=== YOUR INSTRUCTIONS ===
Copy out each line in the material below that has the word "text".

=== RECORD LIST ===

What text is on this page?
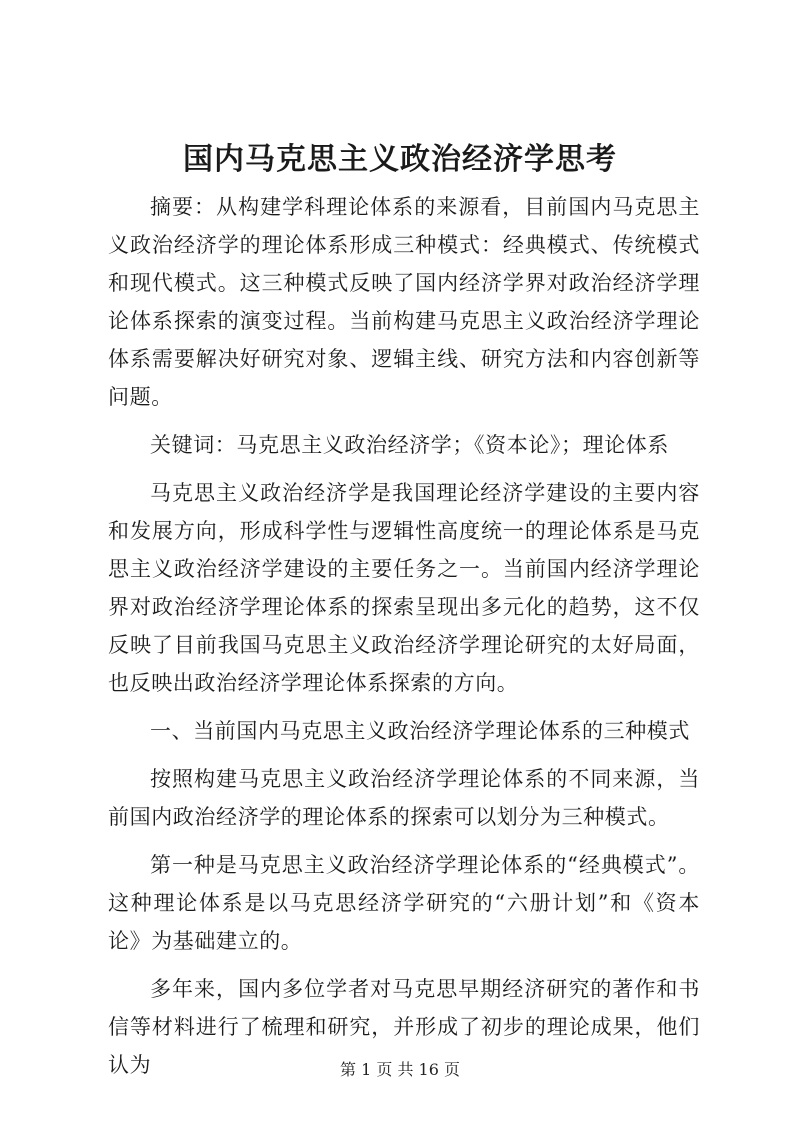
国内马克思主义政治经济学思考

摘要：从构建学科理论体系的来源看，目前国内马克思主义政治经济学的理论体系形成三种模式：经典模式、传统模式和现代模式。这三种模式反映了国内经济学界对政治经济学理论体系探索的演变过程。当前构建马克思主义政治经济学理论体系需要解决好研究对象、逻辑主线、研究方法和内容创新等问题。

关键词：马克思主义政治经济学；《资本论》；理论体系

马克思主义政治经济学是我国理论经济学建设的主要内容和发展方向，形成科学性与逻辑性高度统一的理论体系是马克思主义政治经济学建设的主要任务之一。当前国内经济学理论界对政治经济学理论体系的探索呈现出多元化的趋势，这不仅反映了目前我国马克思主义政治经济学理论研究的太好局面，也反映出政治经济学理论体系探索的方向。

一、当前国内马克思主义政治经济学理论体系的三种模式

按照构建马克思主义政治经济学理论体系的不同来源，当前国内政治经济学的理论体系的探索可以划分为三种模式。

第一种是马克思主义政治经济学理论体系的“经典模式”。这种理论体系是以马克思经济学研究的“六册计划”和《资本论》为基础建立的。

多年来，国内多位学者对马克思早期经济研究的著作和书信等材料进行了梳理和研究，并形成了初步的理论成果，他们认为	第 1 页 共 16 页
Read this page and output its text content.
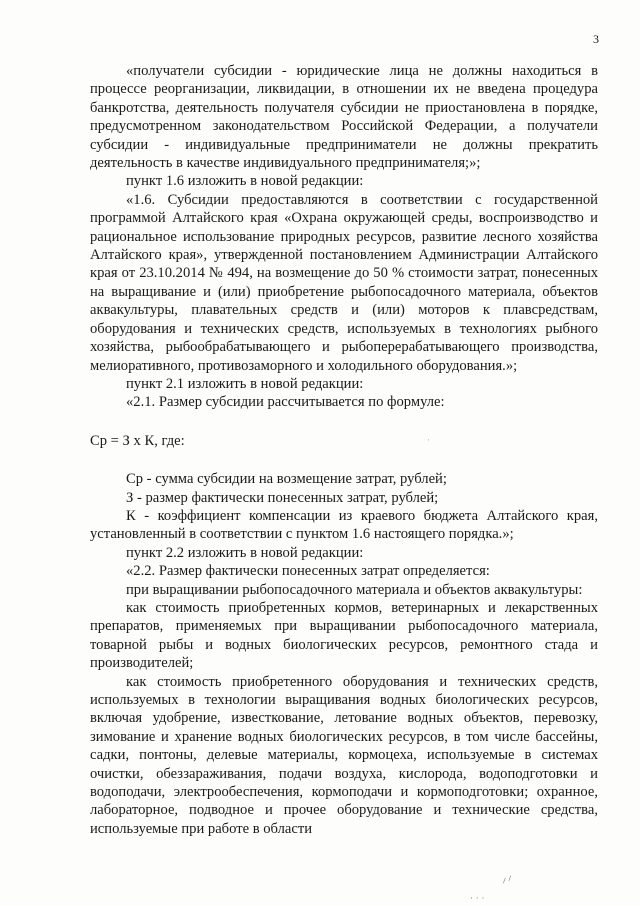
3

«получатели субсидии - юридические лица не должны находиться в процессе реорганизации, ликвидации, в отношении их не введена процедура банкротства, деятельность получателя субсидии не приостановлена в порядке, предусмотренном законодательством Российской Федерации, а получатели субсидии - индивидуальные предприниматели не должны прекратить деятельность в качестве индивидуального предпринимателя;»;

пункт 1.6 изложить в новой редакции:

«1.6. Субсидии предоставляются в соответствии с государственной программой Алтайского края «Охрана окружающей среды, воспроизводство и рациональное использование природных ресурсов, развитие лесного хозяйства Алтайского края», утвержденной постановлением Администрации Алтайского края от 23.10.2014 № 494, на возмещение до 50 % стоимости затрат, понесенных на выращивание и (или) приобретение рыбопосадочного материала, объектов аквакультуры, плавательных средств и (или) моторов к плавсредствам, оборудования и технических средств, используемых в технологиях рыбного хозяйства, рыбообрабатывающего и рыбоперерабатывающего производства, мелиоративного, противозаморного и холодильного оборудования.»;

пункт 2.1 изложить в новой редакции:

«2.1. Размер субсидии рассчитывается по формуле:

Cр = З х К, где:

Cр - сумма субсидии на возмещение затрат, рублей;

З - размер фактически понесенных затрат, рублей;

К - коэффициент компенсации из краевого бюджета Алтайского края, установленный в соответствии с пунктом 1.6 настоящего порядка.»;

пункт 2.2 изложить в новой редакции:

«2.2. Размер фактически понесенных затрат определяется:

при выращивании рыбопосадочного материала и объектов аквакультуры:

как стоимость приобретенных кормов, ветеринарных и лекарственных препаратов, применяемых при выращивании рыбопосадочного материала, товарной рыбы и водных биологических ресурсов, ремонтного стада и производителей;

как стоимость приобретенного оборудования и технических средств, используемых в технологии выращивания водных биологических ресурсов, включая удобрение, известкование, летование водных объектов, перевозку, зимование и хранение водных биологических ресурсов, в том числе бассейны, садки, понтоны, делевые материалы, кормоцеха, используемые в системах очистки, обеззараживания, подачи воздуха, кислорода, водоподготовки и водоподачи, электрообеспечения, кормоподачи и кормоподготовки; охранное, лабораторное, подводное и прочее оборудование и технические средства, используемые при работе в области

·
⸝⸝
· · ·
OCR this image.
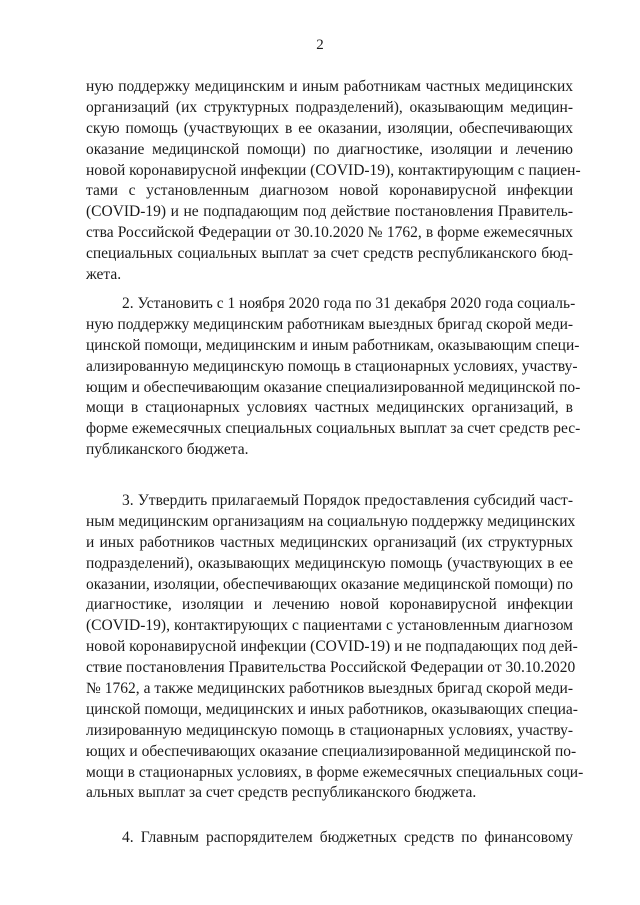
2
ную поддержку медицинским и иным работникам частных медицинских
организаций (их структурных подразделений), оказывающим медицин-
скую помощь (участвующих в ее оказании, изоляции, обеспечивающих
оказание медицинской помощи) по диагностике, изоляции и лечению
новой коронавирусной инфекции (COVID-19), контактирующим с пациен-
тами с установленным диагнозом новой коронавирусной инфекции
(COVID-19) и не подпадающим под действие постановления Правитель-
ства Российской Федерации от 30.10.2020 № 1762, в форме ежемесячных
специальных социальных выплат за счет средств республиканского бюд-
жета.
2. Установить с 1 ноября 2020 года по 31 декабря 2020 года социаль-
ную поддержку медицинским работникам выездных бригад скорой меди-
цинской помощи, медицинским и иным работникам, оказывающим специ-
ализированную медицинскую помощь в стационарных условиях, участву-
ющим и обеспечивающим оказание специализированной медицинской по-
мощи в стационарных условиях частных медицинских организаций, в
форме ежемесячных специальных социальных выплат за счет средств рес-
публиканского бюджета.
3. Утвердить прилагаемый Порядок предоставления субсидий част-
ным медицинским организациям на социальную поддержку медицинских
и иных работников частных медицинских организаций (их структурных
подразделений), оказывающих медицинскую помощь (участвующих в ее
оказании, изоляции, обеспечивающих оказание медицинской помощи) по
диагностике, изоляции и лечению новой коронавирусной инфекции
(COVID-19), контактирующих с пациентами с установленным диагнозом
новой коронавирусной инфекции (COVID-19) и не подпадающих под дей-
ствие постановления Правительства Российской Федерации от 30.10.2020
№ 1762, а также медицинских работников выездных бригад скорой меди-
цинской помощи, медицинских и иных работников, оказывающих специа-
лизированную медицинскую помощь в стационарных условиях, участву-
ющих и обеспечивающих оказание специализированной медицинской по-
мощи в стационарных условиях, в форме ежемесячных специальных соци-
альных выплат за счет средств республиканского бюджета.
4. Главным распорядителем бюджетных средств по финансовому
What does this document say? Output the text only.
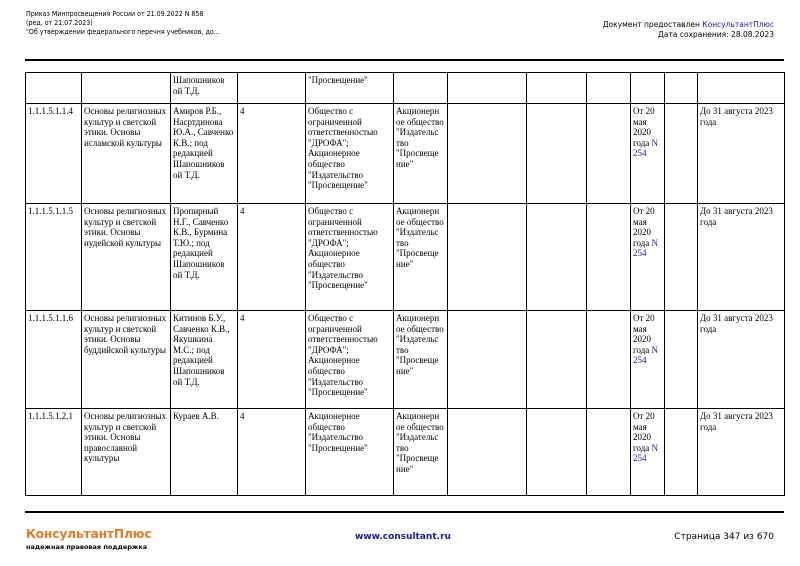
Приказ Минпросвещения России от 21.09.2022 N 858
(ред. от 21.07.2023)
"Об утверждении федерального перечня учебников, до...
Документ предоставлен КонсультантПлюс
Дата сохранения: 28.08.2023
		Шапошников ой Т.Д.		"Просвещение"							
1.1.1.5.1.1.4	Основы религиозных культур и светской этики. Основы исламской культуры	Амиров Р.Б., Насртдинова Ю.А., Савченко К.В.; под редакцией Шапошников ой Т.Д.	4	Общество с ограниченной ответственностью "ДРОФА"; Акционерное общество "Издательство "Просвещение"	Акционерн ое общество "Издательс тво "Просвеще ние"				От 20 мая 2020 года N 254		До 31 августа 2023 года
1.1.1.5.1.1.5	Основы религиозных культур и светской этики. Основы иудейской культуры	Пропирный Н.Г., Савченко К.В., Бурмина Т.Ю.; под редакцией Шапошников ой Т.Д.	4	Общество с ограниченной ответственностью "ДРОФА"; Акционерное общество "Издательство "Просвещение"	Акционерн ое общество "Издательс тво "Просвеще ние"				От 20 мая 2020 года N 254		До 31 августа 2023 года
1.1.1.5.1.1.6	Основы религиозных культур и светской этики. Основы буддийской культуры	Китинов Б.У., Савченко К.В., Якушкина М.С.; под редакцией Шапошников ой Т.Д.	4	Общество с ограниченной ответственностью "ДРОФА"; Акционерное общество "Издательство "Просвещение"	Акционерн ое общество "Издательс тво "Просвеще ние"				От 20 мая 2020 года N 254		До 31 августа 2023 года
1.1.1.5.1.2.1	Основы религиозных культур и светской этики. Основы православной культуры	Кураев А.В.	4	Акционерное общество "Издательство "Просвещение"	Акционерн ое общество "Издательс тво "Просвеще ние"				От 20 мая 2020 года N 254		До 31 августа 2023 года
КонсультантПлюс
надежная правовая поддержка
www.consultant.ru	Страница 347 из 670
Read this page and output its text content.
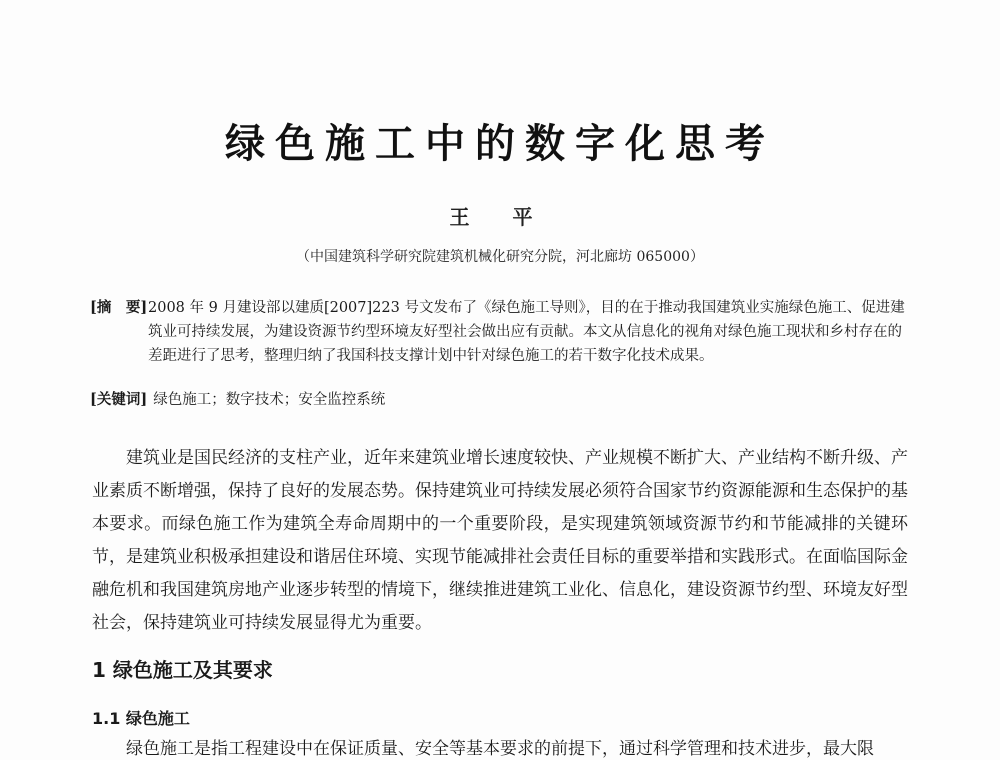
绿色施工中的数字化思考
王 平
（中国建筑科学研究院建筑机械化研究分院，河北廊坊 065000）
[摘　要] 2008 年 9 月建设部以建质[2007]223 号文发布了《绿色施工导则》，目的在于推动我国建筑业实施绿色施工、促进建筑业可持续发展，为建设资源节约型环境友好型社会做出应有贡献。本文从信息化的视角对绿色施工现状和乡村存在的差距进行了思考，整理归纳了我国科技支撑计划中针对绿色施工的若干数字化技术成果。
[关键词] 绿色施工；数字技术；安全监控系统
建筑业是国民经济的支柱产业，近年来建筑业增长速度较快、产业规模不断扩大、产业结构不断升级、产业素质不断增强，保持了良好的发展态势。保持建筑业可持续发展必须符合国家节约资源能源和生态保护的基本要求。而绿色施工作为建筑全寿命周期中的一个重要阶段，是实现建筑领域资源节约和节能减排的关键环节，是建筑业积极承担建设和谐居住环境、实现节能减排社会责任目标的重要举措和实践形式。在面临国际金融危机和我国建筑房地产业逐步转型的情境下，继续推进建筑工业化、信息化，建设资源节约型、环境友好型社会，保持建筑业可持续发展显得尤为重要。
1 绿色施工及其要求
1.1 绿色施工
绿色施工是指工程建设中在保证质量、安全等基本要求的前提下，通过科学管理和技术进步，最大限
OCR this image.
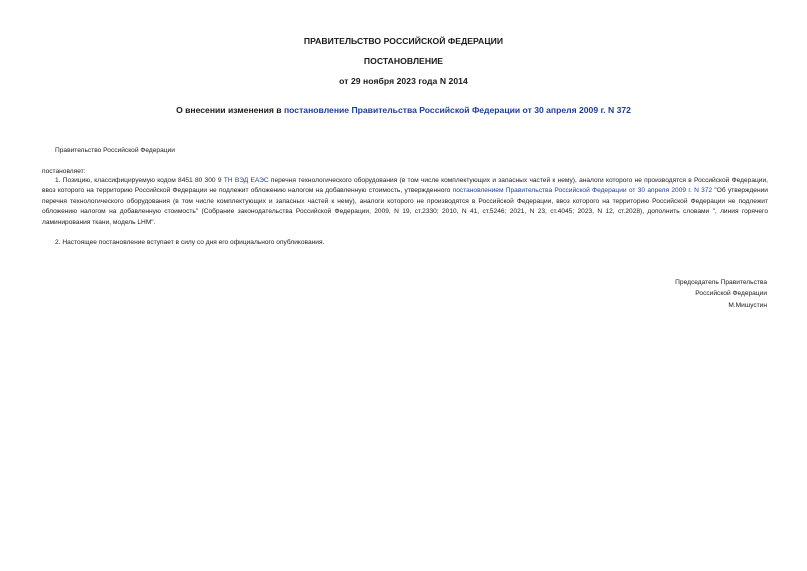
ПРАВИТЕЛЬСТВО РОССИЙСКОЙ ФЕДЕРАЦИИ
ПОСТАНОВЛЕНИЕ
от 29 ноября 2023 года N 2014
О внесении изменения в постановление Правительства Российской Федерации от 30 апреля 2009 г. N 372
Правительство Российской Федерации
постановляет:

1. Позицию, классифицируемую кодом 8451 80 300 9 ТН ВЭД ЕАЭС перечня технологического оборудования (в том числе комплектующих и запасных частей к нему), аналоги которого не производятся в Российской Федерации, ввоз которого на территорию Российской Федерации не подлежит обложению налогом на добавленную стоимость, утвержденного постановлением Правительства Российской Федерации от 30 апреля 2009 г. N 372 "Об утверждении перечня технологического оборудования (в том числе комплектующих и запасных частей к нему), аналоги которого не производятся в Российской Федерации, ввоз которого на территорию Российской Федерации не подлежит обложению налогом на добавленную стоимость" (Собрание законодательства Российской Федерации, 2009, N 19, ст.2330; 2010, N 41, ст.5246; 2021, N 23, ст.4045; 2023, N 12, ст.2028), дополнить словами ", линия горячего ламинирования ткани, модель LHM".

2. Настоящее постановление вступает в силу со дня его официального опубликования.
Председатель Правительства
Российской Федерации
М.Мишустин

=== SOLUTION TO THIS PROBLEM ===
What text is on this page?
Read this page and output its text content.
What does this document say? Output the text only.
Read this page and output its text content.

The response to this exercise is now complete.